** Start of Given records **

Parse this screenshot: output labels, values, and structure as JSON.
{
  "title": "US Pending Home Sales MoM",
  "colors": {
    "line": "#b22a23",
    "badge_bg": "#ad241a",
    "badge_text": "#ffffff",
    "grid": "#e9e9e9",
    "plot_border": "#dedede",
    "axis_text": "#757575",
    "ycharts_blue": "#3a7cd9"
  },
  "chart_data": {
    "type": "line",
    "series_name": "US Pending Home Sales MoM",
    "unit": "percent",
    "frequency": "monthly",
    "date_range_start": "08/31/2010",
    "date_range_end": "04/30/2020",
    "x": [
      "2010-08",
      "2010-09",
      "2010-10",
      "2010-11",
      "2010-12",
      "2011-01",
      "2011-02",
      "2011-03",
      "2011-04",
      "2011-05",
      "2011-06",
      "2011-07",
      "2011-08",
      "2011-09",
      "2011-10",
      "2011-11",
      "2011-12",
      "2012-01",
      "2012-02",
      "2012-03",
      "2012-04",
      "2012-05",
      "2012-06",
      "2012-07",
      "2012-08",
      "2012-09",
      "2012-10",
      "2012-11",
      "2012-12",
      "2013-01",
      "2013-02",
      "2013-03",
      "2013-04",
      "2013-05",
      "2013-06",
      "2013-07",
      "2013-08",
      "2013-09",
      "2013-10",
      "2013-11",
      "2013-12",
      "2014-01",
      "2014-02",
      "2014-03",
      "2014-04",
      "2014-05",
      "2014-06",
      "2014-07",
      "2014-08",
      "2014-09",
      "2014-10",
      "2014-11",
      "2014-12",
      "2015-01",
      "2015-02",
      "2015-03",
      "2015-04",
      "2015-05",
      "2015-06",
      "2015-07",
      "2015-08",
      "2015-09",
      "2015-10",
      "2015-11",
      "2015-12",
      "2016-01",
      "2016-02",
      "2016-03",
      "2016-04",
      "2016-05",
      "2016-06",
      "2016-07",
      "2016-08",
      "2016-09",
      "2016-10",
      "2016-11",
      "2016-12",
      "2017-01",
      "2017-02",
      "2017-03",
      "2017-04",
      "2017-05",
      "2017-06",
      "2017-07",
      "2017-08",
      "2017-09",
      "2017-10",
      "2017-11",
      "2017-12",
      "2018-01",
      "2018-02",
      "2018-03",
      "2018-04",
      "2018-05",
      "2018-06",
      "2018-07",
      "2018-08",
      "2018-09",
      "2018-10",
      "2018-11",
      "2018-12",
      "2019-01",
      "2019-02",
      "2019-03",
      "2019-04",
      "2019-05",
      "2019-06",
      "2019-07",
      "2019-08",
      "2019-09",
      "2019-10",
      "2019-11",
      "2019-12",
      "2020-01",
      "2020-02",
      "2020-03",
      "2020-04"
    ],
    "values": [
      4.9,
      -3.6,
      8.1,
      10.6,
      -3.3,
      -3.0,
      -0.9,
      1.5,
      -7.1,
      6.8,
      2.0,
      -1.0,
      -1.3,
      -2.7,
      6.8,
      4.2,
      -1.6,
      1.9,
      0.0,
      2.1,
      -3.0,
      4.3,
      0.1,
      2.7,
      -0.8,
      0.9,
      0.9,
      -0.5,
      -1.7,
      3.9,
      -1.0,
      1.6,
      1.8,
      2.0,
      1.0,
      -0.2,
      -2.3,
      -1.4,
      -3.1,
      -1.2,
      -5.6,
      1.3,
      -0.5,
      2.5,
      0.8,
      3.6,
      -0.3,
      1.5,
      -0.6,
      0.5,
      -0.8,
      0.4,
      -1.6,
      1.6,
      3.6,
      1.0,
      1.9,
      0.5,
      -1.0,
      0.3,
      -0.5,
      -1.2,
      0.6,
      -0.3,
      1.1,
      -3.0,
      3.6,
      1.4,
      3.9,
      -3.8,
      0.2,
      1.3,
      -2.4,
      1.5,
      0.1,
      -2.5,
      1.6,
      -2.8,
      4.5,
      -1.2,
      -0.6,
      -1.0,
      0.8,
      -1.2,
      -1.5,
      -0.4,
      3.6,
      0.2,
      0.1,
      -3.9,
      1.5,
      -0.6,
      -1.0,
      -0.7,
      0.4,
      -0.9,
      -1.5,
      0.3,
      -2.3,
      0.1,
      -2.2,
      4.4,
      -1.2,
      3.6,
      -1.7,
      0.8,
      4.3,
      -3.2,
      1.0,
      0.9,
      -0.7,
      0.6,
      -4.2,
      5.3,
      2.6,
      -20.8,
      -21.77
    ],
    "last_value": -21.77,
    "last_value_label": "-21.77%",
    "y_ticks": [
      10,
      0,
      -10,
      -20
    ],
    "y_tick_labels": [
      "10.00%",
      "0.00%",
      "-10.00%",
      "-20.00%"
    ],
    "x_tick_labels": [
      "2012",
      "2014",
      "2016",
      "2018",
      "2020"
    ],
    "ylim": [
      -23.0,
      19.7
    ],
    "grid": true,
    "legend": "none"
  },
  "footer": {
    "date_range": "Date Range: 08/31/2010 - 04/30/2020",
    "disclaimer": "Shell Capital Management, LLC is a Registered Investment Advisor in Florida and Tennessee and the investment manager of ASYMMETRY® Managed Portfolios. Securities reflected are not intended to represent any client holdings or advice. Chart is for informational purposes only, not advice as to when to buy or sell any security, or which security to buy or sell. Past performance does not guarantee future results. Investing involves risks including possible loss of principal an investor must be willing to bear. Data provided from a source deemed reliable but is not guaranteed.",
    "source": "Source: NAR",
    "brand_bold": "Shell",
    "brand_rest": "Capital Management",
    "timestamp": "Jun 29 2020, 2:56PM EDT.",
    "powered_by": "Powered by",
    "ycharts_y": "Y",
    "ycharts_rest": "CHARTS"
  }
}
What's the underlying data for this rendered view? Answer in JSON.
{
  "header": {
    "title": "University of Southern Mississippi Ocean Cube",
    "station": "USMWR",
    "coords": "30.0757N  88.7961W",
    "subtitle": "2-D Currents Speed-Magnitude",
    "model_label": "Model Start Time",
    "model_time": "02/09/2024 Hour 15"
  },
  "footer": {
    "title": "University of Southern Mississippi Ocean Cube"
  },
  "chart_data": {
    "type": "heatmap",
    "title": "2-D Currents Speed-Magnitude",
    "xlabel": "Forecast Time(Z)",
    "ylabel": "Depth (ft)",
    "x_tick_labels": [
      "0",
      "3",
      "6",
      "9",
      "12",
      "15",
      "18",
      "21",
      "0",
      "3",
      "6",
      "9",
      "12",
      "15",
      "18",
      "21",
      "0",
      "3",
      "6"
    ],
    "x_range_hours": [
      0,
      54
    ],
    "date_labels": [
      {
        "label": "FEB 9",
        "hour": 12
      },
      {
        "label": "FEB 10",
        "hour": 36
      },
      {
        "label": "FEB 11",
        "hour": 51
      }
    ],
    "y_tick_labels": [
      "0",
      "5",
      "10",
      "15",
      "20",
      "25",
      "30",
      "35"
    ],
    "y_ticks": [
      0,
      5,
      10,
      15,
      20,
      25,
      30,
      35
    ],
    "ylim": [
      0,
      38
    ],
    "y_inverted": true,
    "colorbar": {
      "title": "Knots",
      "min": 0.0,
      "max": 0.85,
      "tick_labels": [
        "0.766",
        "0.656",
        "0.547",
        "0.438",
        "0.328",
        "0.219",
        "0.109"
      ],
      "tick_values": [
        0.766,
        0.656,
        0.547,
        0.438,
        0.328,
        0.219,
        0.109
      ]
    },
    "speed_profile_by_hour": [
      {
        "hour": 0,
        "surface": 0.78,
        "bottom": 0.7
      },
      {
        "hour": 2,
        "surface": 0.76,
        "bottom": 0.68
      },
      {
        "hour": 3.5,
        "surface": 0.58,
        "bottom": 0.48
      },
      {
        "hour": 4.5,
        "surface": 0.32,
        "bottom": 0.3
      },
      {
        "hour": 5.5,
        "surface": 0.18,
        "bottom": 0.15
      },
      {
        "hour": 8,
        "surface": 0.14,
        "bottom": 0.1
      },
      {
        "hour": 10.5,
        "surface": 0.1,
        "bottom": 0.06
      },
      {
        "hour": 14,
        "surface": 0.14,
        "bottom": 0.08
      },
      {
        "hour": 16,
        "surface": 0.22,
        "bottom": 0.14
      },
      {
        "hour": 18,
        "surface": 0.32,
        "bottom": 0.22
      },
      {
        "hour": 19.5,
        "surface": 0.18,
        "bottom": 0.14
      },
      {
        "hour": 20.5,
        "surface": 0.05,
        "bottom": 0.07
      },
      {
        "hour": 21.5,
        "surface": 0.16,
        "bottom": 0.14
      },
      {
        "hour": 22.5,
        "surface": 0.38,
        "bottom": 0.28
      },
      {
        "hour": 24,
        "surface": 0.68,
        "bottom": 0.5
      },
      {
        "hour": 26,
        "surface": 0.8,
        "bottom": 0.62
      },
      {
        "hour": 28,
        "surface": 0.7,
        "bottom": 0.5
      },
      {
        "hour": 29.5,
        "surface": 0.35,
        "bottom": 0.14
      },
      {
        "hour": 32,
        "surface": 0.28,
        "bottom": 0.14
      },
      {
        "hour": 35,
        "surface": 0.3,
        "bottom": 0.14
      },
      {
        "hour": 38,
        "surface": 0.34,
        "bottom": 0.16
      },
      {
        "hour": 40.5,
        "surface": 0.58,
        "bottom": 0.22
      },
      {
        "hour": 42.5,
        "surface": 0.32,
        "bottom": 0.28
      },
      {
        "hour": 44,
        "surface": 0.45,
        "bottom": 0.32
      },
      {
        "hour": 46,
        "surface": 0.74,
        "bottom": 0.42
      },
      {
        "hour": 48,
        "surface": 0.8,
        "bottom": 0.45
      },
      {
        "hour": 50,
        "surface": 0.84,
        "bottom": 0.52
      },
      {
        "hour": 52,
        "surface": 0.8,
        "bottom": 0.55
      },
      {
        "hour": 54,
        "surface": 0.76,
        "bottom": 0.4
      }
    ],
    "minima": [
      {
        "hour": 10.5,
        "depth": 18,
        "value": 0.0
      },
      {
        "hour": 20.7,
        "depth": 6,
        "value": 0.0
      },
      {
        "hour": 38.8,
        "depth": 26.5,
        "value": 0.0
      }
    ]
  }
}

** End of Given records **

**What you are asked to do**
Using the entries above, return each line that includes the word "Home".

**Exercise answer**
  "title": "US Pending Home Sales MoM",
    "series_name": "US Pending Home Sales MoM",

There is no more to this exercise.